┌─ Data to use

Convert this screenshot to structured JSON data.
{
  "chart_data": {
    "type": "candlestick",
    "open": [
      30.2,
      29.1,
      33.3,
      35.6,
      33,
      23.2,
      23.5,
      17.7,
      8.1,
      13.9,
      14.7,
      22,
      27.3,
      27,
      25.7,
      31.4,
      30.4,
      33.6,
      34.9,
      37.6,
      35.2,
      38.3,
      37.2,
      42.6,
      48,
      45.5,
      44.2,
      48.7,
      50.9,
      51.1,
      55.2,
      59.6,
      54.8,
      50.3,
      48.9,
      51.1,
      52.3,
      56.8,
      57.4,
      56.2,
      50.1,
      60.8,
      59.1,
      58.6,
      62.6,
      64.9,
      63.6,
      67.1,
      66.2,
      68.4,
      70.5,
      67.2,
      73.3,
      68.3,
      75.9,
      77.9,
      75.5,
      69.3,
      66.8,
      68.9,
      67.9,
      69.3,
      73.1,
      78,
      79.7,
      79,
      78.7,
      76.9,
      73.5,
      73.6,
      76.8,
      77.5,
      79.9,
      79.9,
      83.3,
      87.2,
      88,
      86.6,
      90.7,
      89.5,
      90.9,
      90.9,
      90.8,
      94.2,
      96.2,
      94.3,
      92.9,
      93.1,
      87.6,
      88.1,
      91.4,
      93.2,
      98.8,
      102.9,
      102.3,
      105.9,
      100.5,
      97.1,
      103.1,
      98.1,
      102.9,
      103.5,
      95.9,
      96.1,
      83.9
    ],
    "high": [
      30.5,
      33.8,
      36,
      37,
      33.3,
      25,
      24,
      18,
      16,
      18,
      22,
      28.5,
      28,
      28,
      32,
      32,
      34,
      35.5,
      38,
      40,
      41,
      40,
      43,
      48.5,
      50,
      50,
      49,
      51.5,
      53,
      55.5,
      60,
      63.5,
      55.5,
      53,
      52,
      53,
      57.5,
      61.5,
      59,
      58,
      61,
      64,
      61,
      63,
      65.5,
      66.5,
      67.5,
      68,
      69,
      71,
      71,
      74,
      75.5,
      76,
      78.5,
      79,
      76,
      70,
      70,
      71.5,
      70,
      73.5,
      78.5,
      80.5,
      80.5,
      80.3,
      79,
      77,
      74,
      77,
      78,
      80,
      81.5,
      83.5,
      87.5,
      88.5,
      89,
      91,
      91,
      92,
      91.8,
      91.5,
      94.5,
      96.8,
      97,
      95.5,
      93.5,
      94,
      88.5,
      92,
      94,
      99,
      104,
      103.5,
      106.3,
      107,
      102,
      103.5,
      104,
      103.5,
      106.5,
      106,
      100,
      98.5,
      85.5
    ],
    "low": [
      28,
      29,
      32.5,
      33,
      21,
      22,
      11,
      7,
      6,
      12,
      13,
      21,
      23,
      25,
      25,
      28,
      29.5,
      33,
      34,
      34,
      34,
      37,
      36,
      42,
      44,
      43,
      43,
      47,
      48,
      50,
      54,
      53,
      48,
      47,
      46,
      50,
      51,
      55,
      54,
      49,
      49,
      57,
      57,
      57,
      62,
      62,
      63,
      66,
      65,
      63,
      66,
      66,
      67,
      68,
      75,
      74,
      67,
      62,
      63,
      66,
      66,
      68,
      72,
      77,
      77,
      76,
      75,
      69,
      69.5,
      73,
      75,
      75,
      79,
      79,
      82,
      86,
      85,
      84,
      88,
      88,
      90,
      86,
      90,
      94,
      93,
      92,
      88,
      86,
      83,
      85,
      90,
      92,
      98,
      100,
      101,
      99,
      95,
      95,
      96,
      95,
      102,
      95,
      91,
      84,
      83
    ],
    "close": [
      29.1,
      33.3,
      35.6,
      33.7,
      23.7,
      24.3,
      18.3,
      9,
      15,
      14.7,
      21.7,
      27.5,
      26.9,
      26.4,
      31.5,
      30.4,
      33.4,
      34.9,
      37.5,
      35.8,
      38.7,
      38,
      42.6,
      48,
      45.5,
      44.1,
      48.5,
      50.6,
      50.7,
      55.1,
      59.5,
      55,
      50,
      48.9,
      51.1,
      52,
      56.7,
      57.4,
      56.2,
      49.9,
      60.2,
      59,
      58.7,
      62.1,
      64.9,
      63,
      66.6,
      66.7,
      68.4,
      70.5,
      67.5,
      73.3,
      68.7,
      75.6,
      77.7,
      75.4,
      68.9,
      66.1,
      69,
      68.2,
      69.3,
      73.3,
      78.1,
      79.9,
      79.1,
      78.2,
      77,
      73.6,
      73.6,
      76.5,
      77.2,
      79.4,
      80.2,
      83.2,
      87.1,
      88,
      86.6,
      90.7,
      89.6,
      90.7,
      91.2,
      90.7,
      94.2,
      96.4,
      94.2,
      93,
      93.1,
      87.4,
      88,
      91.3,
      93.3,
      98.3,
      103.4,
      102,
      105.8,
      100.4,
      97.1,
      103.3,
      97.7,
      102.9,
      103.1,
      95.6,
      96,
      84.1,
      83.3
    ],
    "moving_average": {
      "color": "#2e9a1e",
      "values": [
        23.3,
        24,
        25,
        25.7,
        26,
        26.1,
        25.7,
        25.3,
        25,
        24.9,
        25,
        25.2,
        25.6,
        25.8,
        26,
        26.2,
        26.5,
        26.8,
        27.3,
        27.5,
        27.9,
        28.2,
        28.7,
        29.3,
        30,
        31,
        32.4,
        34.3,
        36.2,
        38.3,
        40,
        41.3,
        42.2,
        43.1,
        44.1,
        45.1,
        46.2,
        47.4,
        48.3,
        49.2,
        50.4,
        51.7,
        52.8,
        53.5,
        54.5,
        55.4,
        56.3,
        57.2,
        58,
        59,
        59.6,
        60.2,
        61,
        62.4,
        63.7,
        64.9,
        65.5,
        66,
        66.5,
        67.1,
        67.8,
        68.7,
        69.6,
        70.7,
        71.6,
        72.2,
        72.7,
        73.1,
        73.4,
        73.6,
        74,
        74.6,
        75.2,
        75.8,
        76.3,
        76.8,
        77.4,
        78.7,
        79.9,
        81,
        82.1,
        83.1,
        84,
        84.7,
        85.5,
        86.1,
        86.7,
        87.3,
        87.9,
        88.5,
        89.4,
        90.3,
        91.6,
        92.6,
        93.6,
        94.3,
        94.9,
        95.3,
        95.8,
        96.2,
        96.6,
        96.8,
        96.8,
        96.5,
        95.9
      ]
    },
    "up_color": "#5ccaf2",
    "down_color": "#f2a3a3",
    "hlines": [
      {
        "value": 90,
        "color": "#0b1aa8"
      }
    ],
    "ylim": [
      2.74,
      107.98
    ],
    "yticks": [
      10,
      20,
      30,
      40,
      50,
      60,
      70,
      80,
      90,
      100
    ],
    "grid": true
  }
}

└─

§ **What to produce**: Copy out each line exactly as written.

§ **Task result**:
Convert this screenshot to structured JSON data.
{
  "chart_data": {
    "type": "candlestick",
    "open": [
      30.2,
      29.1,
      33.3,
      35.6,
      33,
      23.2,
      23.5,
      17.7,
      8.1,
      13.9,
      14.7,
      22,
      27.3,
      27,
      25.7,
      31.4,
      30.4,
      33.6,
      34.9,
      37.6,
      35.2,
      38.3,
      37.2,
      42.6,
      48,
      45.5,
      44.2,
      48.7,
      50.9,
      51.1,
      55.2,
      59.6,
      54.8,
      50.3,
      48.9,
      51.1,
      52.3,
      56.8,
      57.4,
      56.2,
      50.1,
      60.8,
      59.1,
      58.6,
      62.6,
      64.9,
      63.6,
      67.1,
      66.2,
      68.4,
      70.5,
      67.2,
      73.3,
      68.3,
      75.9,
      77.9,
      75.5,
      69.3,
      66.8,
      68.9,
      67.9,
      69.3,
      73.1,
      78,
      79.7,
      79,
      78.7,
      76.9,
      73.5,
      73.6,
      76.8,
      77.5,
      79.9,
      79.9,
      83.3,
      87.2,
      88,
      86.6,
      90.7,
      89.5,
      90.9,
      90.9,
      90.8,
      94.2,
      96.2,
      94.3,
      92.9,
      93.1,
      87.6,
      88.1,
      91.4,
      93.2,
      98.8,
      102.9,
      102.3,
      105.9,
      100.5,
      97.1,
      103.1,
      98.1,
      102.9,
      103.5,
      95.9,
      96.1,
      83.9
    ],
    "high": [
      30.5,
      33.8,
      36,
      37,
      33.3,
      25,
      24,
      18,
      16,
      18,
      22,
      28.5,
      28,
      28,
      32,
      32,
      34,
      35.5,
      38,
      40,
      41,
      40,
      43,
      48.5,
      50,
      50,
      49,
      51.5,
      53,
      55.5,
      60,
      63.5,
      55.5,
      53,
      52,
      53,
      57.5,
      61.5,
      59,
      58,
      61,
      64,
      61,
      63,
      65.5,
      66.5,
      67.5,
      68,
      69,
      71,
      71,
      74,
      75.5,
      76,
      78.5,
      79,
      76,
      70,
      70,
      71.5,
      70,
      73.5,
      78.5,
      80.5,
      80.5,
      80.3,
      79,
      77,
      74,
      77,
      78,
      80,
      81.5,
      83.5,
      87.5,
      88.5,
      89,
      91,
      91,
      92,
      91.8,
      91.5,
      94.5,
      96.8,
      97,
      95.5,
      93.5,
      94,
      88.5,
      92,
      94,
      99,
      104,
      103.5,
      106.3,
      107,
      102,
      103.5,
      104,
      103.5,
      106.5,
      106,
      100,
      98.5,
      85.5
    ],
    "low": [
      28,
      29,
      32.5,
      33,
      21,
      22,
      11,
      7,
      6,
      12,
      13,
      21,
      23,
      25,
      25,
      28,
      29.5,
      33,
      34,
      34,
      34,
      37,
      36,
      42,
      44,
      43,
      43,
      47,
      48,
      50,
      54,
      53,
      48,
      47,
      46,
      50,
      51,
      55,
      54,
      49,
      49,
      57,
      57,
      57,
      62,
      62,
      63,
      66,
      65,
      63,
      66,
      66,
      67,
      68,
      75,
      74,
      67,
      62,
      63,
      66,
      66,
      68,
      72,
      77,
      77,
      76,
      75,
      69,
      69.5,
      73,
      75,
      75,
      79,
      79,
      82,
      86,
      85,
      84,
      88,
      88,
      90,
      86,
      90,
      94,
      93,
      92,
      88,
      86,
      83,
      85,
      90,
      92,
      98,
      100,
      101,
      99,
      95,
      95,
      96,
      95,
      102,
      95,
      91,
      84,
      83
    ],
    "close": [
      29.1,
      33.3,
      35.6,
      33.7,
      23.7,
      24.3,
      18.3,
      9,
      15,
      14.7,
      21.7,
      27.5,
      26.9,
      26.4,
      31.5,
      30.4,
      33.4,
      34.9,
      37.5,
      35.8,
      38.7,
      38,
      42.6,
      48,
      45.5,
      44.1,
      48.5,
      50.6,
      50.7,
      55.1,
      59.5,
      55,
      50,
      48.9,
      51.1,
      52,
      56.7,
      57.4,
      56.2,
      49.9,
      60.2,
      59,
      58.7,
      62.1,
      64.9,
      63,
      66.6,
      66.7,
      68.4,
      70.5,
      67.5,
      73.3,
      68.7,
      75.6,
      77.7,
      75.4,
      68.9,
      66.1,
      69,
      68.2,
      69.3,
      73.3,
      78.1,
      79.9,
      79.1,
      78.2,
      77,
      73.6,
      73.6,
      76.5,
      77.2,
      79.4,
      80.2,
      83.2,
      87.1,
      88,
      86.6,
      90.7,
      89.6,
      90.7,
      91.2,
      90.7,
      94.2,
      96.4,
      94.2,
      93,
      93.1,
      87.4,
      88,
      91.3,
      93.3,
      98.3,
      103.4,
      102,
      105.8,
      100.4,
      97.1,
      103.3,
      97.7,
      102.9,
      103.1,
      95.6,
      96,
      84.1,
      83.3
    ],
    "moving_average": {
      "color": "#2e9a1e",
      "values": [
        23.3,
        24,
        25,
        25.7,
        26,
        26.1,
        25.7,
        25.3,
        25,
        24.9,
        25,
        25.2,
        25.6,
        25.8,
        26,
        26.2,
        26.5,
        26.8,
        27.3,
        27.5,
        27.9,
        28.2,
        28.7,
        29.3,
        30,
        31,
        32.4,
        34.3,
        36.2,
        38.3,
        40,
        41.3,
        42.2,
        43.1,
        44.1,
        45.1,
        46.2,
        47.4,
        48.3,
        49.2,
        50.4,
        51.7,
        52.8,
        53.5,
        54.5,
        55.4,
        56.3,
        57.2,
        58,
        59,
        59.6,
        60.2,
        61,
        62.4,
        63.7,
        64.9,
        65.5,
        66,
        66.5,
        67.1,
        67.8,
        68.7,
        69.6,
        70.7,
        71.6,
        72.2,
        72.7,
        73.1,
        73.4,
        73.6,
        74,
        74.6,
        75.2,
        75.8,
        76.3,
        76.8,
        77.4,
        78.7,
        79.9,
        81,
        82.1,
        83.1,
        84,
        84.7,
        85.5,
        86.1,
        86.7,
        87.3,
        87.9,
        88.5,
        89.4,
        90.3,
        91.6,
        92.6,
        93.6,
        94.3,
        94.9,
        95.3,
        95.8,
        96.2,
        96.6,
        96.8,
        96.8,
        96.5,
        95.9
      ]
    },
    "up_color": "#5ccaf2",
    "down_color": "#f2a3a3",
    "hlines": [
      {
        "value": 90,
        "color": "#0b1aa8"
      }
    ],
    "ylim": [
      2.74,
      107.98
    ],
    "yticks": [
      10,
      20,
      30,
      40,
      50,
      60,
      70,
      80,
      90,
      100
    ],
    "grid": true
  }
}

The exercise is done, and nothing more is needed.